[[ SUPPLIED INFORMATION, beginning ]]

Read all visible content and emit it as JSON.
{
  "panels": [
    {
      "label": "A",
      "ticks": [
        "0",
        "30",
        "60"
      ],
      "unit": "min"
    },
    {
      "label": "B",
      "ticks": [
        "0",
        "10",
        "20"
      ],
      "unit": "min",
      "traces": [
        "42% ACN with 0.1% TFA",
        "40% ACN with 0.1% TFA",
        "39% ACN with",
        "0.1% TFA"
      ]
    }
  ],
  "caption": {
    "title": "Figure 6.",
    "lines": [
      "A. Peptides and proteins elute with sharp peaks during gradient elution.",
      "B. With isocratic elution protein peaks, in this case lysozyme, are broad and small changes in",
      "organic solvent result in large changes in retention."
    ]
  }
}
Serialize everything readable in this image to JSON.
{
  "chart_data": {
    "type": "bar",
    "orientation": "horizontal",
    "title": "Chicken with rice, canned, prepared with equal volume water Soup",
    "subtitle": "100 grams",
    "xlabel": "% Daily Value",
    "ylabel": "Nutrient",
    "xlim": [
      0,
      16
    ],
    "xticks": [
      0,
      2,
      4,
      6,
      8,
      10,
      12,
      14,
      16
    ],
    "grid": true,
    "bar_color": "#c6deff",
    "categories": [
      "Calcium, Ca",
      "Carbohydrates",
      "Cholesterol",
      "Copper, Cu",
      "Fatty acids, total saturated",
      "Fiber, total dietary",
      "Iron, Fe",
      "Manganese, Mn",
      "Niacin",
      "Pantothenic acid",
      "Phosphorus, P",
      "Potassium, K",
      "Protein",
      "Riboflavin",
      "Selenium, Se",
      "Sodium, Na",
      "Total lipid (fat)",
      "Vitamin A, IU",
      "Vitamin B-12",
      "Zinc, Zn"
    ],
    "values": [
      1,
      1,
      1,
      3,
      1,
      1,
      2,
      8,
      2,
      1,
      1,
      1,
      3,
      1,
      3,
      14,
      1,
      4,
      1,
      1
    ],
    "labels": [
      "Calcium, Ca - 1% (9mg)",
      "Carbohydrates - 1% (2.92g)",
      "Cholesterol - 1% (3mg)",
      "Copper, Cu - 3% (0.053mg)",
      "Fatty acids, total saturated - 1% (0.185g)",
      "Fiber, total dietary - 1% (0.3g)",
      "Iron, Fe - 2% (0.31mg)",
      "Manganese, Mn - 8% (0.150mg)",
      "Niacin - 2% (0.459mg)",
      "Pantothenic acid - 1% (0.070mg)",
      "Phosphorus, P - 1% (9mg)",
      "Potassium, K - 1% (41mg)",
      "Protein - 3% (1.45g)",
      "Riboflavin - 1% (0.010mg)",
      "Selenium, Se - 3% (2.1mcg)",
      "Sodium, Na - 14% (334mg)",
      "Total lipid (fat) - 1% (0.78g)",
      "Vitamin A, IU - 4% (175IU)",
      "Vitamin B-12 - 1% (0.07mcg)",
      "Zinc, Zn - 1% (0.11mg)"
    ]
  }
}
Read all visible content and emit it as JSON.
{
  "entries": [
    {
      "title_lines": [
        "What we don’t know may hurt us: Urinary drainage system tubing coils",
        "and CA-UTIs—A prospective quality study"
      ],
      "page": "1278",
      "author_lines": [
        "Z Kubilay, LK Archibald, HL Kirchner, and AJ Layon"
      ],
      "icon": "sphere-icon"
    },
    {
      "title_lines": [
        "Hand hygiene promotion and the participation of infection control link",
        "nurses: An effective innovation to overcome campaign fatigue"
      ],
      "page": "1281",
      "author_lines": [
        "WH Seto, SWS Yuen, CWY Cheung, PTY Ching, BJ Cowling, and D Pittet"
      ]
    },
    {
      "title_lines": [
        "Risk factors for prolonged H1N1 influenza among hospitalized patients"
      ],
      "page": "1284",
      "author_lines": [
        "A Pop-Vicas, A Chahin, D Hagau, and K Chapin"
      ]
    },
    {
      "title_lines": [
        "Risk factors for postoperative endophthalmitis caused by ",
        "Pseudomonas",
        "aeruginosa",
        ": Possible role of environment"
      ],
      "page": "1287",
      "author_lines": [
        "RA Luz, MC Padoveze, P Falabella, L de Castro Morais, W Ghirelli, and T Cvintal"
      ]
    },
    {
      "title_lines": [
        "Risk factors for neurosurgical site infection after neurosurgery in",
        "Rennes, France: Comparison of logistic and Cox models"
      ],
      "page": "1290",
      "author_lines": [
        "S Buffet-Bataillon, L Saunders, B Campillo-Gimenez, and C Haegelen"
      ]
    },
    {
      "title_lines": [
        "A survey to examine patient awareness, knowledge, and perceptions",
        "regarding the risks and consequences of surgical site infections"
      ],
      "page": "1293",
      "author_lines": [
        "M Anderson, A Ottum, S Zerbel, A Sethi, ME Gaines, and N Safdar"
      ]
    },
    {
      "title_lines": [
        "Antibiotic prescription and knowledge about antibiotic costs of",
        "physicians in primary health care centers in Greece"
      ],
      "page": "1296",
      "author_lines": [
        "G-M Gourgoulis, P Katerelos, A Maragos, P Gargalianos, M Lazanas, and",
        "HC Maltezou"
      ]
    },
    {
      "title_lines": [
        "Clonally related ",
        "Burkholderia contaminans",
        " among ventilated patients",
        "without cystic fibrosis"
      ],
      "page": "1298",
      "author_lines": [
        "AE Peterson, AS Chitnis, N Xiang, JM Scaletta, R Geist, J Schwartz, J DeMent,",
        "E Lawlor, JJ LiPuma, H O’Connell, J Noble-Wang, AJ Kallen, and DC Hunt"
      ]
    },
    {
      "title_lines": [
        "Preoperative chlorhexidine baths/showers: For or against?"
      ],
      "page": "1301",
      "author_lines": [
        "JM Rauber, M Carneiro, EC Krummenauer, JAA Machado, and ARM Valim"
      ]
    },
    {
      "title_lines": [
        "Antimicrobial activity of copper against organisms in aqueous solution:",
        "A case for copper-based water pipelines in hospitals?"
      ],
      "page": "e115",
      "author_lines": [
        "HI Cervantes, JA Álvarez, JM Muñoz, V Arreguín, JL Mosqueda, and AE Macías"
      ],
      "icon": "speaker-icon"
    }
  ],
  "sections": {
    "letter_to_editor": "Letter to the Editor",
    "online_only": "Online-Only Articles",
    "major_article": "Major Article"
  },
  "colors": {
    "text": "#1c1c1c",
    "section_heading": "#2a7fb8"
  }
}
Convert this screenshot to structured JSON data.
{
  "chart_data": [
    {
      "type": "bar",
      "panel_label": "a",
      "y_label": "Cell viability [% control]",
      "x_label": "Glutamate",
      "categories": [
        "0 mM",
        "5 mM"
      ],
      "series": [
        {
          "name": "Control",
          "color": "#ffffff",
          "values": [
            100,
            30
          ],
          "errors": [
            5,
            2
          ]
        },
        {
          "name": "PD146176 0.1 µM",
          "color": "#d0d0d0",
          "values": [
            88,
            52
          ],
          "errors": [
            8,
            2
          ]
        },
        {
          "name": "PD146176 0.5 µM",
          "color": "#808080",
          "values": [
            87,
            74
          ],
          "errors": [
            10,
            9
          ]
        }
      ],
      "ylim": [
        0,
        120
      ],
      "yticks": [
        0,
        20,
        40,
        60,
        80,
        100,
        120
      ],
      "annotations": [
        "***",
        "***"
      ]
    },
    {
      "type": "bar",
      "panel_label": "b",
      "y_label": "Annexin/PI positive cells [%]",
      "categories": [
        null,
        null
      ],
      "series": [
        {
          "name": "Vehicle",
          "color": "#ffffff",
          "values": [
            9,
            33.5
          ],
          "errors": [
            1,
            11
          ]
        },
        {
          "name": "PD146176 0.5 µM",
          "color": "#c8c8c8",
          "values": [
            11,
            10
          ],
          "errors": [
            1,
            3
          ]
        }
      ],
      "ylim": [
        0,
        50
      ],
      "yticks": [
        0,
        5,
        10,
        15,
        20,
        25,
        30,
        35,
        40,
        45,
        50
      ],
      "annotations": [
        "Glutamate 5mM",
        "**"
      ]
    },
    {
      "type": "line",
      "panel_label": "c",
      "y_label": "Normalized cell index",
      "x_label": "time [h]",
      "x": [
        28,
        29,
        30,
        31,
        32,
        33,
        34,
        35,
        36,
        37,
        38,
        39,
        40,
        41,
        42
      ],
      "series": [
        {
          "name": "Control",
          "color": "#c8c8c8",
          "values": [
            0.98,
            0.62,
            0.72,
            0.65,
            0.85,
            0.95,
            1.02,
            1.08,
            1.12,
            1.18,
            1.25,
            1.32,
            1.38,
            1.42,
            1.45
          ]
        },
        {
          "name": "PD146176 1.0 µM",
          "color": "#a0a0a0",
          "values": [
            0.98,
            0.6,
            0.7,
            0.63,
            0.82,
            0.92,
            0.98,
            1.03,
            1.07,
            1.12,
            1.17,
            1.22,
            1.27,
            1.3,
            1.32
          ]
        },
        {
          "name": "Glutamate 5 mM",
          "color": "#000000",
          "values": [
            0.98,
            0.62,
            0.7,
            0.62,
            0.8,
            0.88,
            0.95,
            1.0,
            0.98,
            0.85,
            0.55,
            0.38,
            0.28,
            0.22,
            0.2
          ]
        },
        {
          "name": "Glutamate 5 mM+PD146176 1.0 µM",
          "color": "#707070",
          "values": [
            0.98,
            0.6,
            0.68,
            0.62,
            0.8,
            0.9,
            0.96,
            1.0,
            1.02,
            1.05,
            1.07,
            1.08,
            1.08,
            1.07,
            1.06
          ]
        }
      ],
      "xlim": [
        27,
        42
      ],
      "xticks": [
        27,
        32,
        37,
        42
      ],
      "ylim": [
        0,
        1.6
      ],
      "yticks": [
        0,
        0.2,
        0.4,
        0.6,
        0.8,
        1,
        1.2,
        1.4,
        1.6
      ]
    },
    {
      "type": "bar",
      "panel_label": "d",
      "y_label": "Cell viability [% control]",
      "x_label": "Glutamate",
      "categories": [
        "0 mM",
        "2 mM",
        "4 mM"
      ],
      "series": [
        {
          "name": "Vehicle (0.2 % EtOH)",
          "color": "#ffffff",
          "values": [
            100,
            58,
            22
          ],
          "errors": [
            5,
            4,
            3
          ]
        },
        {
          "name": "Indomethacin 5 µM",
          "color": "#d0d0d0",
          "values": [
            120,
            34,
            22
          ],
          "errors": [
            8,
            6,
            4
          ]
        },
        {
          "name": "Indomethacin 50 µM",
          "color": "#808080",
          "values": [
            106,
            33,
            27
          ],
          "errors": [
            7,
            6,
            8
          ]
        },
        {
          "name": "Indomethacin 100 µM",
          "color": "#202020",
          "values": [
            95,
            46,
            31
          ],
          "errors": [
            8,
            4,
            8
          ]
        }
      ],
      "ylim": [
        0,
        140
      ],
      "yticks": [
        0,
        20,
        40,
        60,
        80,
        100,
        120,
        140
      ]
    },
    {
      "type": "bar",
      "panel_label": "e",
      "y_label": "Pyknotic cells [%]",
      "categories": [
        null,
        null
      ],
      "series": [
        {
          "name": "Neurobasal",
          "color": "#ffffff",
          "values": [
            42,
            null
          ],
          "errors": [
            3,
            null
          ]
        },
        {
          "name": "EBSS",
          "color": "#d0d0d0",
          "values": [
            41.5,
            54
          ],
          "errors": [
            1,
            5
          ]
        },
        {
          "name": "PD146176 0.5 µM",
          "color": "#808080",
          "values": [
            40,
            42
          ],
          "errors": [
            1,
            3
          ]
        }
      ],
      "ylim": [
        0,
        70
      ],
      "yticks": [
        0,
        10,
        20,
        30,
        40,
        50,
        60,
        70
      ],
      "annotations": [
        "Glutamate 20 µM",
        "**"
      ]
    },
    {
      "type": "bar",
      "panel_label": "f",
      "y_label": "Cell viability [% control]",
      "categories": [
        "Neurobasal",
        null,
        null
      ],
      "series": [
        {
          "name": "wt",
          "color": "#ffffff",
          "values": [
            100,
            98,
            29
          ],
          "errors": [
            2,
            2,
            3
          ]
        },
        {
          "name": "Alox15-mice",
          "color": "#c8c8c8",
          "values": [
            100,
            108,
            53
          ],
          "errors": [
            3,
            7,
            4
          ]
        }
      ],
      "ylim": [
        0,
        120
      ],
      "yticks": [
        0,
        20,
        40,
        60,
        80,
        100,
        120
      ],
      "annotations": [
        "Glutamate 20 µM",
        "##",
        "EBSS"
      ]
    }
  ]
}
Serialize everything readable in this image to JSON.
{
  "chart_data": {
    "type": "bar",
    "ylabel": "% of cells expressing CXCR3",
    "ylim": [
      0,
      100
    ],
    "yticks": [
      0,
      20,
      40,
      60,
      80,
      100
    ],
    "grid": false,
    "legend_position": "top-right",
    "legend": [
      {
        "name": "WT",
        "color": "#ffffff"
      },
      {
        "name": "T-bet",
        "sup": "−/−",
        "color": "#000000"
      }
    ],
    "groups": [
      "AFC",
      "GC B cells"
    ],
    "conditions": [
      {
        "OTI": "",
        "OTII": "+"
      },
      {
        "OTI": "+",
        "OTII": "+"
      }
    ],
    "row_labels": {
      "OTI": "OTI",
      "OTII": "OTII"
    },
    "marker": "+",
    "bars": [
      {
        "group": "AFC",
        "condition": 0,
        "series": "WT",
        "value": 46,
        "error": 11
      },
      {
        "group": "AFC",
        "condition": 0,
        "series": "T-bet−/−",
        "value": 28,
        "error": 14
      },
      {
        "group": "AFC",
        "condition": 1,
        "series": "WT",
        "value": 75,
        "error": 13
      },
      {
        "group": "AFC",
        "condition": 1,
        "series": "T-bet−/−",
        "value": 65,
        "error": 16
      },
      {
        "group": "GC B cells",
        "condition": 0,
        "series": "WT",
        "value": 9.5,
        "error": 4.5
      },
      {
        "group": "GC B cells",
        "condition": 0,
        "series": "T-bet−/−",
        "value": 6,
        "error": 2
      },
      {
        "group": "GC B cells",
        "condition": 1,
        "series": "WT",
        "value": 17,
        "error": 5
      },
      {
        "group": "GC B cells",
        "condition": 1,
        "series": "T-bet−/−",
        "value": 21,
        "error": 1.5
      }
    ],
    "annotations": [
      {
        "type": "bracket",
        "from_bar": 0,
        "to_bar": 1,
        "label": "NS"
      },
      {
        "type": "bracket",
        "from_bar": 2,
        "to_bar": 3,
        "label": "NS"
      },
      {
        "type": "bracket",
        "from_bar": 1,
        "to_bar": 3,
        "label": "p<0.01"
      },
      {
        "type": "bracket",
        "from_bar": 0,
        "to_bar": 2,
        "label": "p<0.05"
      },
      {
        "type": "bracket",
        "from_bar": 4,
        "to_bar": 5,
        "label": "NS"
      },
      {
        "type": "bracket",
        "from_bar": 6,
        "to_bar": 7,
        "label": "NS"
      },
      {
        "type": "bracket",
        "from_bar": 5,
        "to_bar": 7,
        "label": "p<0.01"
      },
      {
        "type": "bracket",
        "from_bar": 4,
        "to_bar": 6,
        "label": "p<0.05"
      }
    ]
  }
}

[[ SUPPLIED INFORMATION, end ]]

[PROBLEM] The lines in the entries above that carry the word "peaks" must be copied.

[ANSWER SECTION]
      "A. Peptides and proteins elute with sharp peaks during gradient elution.",
      "B. With isocratic elution protein peaks, in this case lysozyme, are broad and small changes in",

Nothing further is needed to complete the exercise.